# [Your goal]
Locate all lines with the word "that" and copy them out.

Data entries
- - - - - - -

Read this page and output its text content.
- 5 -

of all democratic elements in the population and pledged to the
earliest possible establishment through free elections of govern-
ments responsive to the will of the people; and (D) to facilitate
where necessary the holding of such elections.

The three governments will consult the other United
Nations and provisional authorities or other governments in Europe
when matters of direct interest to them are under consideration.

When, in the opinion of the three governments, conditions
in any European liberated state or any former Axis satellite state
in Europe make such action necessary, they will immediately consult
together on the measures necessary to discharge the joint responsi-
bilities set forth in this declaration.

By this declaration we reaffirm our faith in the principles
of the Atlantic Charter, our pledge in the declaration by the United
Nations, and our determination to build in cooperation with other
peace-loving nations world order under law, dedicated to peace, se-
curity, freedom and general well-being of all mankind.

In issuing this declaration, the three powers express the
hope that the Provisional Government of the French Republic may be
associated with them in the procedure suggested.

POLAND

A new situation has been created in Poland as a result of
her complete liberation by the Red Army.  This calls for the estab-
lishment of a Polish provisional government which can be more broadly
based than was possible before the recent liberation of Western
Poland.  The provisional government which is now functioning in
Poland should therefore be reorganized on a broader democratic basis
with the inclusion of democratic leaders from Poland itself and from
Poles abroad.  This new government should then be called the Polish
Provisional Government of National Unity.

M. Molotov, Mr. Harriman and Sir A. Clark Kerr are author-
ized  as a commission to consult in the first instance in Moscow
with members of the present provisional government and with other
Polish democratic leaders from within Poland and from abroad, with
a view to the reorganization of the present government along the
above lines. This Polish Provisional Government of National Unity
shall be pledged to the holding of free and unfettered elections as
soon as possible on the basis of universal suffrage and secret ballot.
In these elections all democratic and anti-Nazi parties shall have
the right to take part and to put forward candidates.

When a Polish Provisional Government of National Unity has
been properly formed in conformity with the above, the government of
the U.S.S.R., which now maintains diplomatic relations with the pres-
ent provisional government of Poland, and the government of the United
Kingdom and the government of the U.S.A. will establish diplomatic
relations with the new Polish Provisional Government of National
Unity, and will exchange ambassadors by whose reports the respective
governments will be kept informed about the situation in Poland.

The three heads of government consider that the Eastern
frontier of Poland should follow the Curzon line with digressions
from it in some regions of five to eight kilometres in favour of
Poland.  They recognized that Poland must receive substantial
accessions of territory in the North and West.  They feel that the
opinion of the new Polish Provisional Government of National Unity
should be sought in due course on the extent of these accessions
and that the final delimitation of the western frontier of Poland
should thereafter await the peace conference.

- - - - - - -

# [Response for this exercise]
hope that the Provisional Government of the French Republic may be
The three heads of government consider that the Eastern
Poland.  They recognized that Poland must receive substantial
accessions of territory in the North and West.  They feel that the
and that the final delimitation of the western frontier of Poland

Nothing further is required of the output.